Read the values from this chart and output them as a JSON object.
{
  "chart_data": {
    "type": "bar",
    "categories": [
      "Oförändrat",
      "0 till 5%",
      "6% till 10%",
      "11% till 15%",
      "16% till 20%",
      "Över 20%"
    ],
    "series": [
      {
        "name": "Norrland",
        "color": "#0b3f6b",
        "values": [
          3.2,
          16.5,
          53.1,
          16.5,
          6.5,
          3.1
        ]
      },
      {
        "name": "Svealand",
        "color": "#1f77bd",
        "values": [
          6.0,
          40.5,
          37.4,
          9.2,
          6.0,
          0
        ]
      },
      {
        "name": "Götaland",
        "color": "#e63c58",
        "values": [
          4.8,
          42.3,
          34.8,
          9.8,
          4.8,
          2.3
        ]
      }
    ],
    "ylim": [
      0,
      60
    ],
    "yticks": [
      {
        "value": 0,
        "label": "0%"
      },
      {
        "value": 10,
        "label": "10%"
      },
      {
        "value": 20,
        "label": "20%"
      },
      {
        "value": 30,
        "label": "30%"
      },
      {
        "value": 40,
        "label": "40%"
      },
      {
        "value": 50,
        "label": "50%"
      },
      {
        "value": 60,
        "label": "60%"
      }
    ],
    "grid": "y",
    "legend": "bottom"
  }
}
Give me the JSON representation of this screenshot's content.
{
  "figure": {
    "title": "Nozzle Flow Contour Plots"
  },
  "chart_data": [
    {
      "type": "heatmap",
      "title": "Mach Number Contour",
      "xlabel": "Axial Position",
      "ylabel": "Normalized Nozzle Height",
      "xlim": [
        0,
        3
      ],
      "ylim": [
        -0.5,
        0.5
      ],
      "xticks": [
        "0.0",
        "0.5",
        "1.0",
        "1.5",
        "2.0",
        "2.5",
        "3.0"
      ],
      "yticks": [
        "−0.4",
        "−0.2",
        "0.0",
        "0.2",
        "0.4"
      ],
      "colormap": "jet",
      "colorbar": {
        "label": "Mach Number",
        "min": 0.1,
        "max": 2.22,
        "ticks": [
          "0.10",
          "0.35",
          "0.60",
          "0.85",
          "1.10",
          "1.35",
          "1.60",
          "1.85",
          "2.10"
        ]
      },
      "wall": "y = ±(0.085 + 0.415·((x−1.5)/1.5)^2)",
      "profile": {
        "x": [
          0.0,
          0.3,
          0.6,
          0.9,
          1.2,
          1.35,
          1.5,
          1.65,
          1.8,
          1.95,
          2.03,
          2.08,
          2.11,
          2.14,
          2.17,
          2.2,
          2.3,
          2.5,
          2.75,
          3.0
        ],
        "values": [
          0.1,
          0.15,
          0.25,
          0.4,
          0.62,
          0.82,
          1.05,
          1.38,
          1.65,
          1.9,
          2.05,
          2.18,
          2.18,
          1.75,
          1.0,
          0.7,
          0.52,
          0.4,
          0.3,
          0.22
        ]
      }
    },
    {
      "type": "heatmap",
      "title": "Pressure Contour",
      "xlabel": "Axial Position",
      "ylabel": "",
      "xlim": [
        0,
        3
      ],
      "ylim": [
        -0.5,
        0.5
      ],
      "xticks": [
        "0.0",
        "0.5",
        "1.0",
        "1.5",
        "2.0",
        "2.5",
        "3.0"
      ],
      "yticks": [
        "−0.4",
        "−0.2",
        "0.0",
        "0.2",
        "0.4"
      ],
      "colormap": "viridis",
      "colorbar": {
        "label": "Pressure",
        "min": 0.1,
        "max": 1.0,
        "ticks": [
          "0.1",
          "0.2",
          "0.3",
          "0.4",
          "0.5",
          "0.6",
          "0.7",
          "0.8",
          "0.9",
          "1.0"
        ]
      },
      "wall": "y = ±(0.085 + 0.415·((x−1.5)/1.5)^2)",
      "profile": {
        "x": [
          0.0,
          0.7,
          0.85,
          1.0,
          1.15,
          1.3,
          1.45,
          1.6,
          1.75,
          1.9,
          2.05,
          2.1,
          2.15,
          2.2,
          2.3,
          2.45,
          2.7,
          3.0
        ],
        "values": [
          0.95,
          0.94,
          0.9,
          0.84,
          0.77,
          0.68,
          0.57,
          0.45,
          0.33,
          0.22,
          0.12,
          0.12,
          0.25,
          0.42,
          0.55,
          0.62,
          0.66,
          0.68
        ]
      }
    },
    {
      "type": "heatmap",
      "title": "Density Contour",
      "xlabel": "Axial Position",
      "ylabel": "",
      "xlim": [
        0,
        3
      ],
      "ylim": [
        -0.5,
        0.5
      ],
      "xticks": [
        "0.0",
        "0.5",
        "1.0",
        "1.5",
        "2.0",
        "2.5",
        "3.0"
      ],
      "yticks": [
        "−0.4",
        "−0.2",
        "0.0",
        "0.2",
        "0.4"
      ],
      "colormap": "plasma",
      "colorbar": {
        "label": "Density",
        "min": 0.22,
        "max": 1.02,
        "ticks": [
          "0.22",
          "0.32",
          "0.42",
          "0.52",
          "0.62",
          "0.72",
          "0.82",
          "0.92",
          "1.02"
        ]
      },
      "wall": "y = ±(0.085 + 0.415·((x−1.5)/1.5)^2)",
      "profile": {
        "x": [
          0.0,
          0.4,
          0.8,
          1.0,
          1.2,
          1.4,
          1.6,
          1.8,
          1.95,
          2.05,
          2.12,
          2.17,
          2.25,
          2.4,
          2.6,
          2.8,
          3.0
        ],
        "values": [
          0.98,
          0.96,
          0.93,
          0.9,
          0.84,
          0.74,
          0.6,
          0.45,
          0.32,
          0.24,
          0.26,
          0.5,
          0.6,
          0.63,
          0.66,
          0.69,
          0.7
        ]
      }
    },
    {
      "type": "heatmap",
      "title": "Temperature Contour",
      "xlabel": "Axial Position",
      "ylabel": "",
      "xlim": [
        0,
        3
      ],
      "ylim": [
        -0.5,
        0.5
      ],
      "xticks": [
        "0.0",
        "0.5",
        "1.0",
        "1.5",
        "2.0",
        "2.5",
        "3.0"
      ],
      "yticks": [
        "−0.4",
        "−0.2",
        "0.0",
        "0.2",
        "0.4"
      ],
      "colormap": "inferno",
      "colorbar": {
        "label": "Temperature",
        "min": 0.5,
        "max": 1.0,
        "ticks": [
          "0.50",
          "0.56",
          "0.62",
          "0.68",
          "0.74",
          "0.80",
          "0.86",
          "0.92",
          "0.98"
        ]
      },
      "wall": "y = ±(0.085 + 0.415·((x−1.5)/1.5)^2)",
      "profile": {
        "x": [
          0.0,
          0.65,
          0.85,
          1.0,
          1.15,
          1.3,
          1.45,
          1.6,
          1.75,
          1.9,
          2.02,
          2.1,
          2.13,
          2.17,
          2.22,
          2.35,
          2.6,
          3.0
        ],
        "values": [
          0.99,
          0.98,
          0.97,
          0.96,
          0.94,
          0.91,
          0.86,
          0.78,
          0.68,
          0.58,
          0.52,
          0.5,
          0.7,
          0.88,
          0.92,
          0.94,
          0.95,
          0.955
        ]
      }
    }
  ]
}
———
SHORT EXERCISE ->
Extract all of the data above and output it character for character.

WRITTEN REPLY ->
Read the values from this chart and output them as a JSON object.
{
  "chart_data": {
    "type": "bar",
    "categories": [
      "Oförändrat",
      "0 till 5%",
      "6% till 10%",
      "11% till 15%",
      "16% till 20%",
      "Över 20%"
    ],
    "series": [
      {
        "name": "Norrland",
        "color": "#0b3f6b",
        "values": [
          3.2,
          16.5,
          53.1,
          16.5,
          6.5,
          3.1
        ]
      },
      {
        "name": "Svealand",
        "color": "#1f77bd",
        "values": [
          6.0,
          40.5,
          37.4,
          9.2,
          6.0,
          0
        ]
      },
      {
        "name": "Götaland",
        "color": "#e63c58",
        "values": [
          4.8,
          42.3,
          34.8,
          9.8,
          4.8,
          2.3
        ]
      }
    ],
    "ylim": [
      0,
      60
    ],
    "yticks": [
      {
        "value": 0,
        "label": "0%"
      },
      {
        "value": 10,
        "label": "10%"
      },
      {
        "value": 20,
        "label": "20%"
      },
      {
        "value": 30,
        "label": "30%"
      },
      {
        "value": 40,
        "label": "40%"
      },
      {
        "value": 50,
        "label": "50%"
      },
      {
        "value": 60,
        "label": "60%"
      }
    ],
    "grid": "y",
    "legend": "bottom"
  }
}
Give me the JSON representation of this screenshot's content.
{
  "figure": {
    "title": "Nozzle Flow Contour Plots"
  },
  "chart_data": [
    {
      "type": "heatmap",
      "title": "Mach Number Contour",
      "xlabel": "Axial Position",
      "ylabel": "Normalized Nozzle Height",
      "xlim": [
        0,
        3
      ],
      "ylim": [
        -0.5,
        0.5
      ],
      "xticks": [
        "0.0",
        "0.5",
        "1.0",
        "1.5",
        "2.0",
        "2.5",
        "3.0"
      ],
      "yticks": [
        "−0.4",
        "−0.2",
        "0.0",
        "0.2",
        "0.4"
      ],
      "colormap": "jet",
      "colorbar": {
        "label": "Mach Number",
        "min": 0.1,
        "max": 2.22,
        "ticks": [
          "0.10",
          "0.35",
          "0.60",
          "0.85",
          "1.10",
          "1.35",
          "1.60",
          "1.85",
          "2.10"
        ]
      },
      "wall": "y = ±(0.085 + 0.415·((x−1.5)/1.5)^2)",
      "profile": {
        "x": [
          0.0,
          0.3,
          0.6,
          0.9,
          1.2,
          1.35,
          1.5,
          1.65,
          1.8,
          1.95,
          2.03,
          2.08,
          2.11,
          2.14,
          2.17,
          2.2,
          2.3,
          2.5,
          2.75,
          3.0
        ],
        "values": [
          0.1,
          0.15,
          0.25,
          0.4,
          0.62,
          0.82,
          1.05,
          1.38,
          1.65,
          1.9,
          2.05,
          2.18,
          2.18,
          1.75,
          1.0,
          0.7,
          0.52,
          0.4,
          0.3,
          0.22
        ]
      }
    },
    {
      "type": "heatmap",
      "title": "Pressure Contour",
      "xlabel": "Axial Position",
      "ylabel": "",
      "xlim": [
        0,
        3
      ],
      "ylim": [
        -0.5,
        0.5
      ],
      "xticks": [
        "0.0",
        "0.5",
        "1.0",
        "1.5",
        "2.0",
        "2.5",
        "3.0"
      ],
      "yticks": [
        "−0.4",
        "−0.2",
        "0.0",
        "0.2",
        "0.4"
      ],
      "colormap": "viridis",
      "colorbar": {
        "label": "Pressure",
        "min": 0.1,
        "max": 1.0,
        "ticks": [
          "0.1",
          "0.2",
          "0.3",
          "0.4",
          "0.5",
          "0.6",
          "0.7",
          "0.8",
          "0.9",
          "1.0"
        ]
      },
      "wall": "y = ±(0.085 + 0.415·((x−1.5)/1.5)^2)",
      "profile": {
        "x": [
          0.0,
          0.7,
          0.85,
          1.0,
          1.15,
          1.3,
          1.45,
          1.6,
          1.75,
          1.9,
          2.05,
          2.1,
          2.15,
          2.2,
          2.3,
          2.45,
          2.7,
          3.0
        ],
        "values": [
          0.95,
          0.94,
          0.9,
          0.84,
          0.77,
          0.68,
          0.57,
          0.45,
          0.33,
          0.22,
          0.12,
          0.12,
          0.25,
          0.42,
          0.55,
          0.62,
          0.66,
          0.68
        ]
      }
    },
    {
      "type": "heatmap",
      "title": "Density Contour",
      "xlabel": "Axial Position",
      "ylabel": "",
      "xlim": [
        0,
        3
      ],
      "ylim": [
        -0.5,
        0.5
      ],
      "xticks": [
        "0.0",
        "0.5",
        "1.0",
        "1.5",
        "2.0",
        "2.5",
        "3.0"
      ],
      "yticks": [
        "−0.4",
        "−0.2",
        "0.0",
        "0.2",
        "0.4"
      ],
      "colormap": "plasma",
      "colorbar": {
        "label": "Density",
        "min": 0.22,
        "max": 1.02,
        "ticks": [
          "0.22",
          "0.32",
          "0.42",
          "0.52",
          "0.62",
          "0.72",
          "0.82",
          "0.92",
          "1.02"
        ]
      },
      "wall": "y = ±(0.085 + 0.415·((x−1.5)/1.5)^2)",
      "profile": {
        "x": [
          0.0,
          0.4,
          0.8,
          1.0,
          1.2,
          1.4,
          1.6,
          1.8,
          1.95,
          2.05,
          2.12,
          2.17,
          2.25,
          2.4,
          2.6,
          2.8,
          3.0
        ],
        "values": [
          0.98,
          0.96,
          0.93,
          0.9,
          0.84,
          0.74,
          0.6,
          0.45,
          0.32,
          0.24,
          0.26,
          0.5,
          0.6,
          0.63,
          0.66,
          0.69,
          0.7
        ]
      }
    },
    {
      "type": "heatmap",
      "title": "Temperature Contour",
      "xlabel": "Axial Position",
      "ylabel": "",
      "xlim": [
        0,
        3
      ],
      "ylim": [
        -0.5,
        0.5
      ],
      "xticks": [
        "0.0",
        "0.5",
        "1.0",
        "1.5",
        "2.0",
        "2.5",
        "3.0"
      ],
      "yticks": [
        "−0.4",
        "−0.2",
        "0.0",
        "0.2",
        "0.4"
      ],
      "colormap": "inferno",
      "colorbar": {
        "label": "Temperature",
        "min": 0.5,
        "max": 1.0,
        "ticks": [
          "0.50",
          "0.56",
          "0.62",
          "0.68",
          "0.74",
          "0.80",
          "0.86",
          "0.92",
          "0.98"
        ]
      },
      "wall": "y = ±(0.085 + 0.415·((x−1.5)/1.5)^2)",
      "profile": {
        "x": [
          0.0,
          0.65,
          0.85,
          1.0,
          1.15,
          1.3,
          1.45,
          1.6,
          1.75,
          1.9,
          2.02,
          2.1,
          2.13,
          2.17,
          2.22,
          2.35,
          2.6,
          3.0
        ],
        "values": [
          0.99,
          0.98,
          0.97,
          0.96,
          0.94,
          0.91,
          0.86,
          0.78,
          0.68,
          0.58,
          0.52,
          0.5,
          0.7,
          0.88,
          0.92,
          0.94,
          0.95,
          0.955
        ]
      }
    }
  ]
}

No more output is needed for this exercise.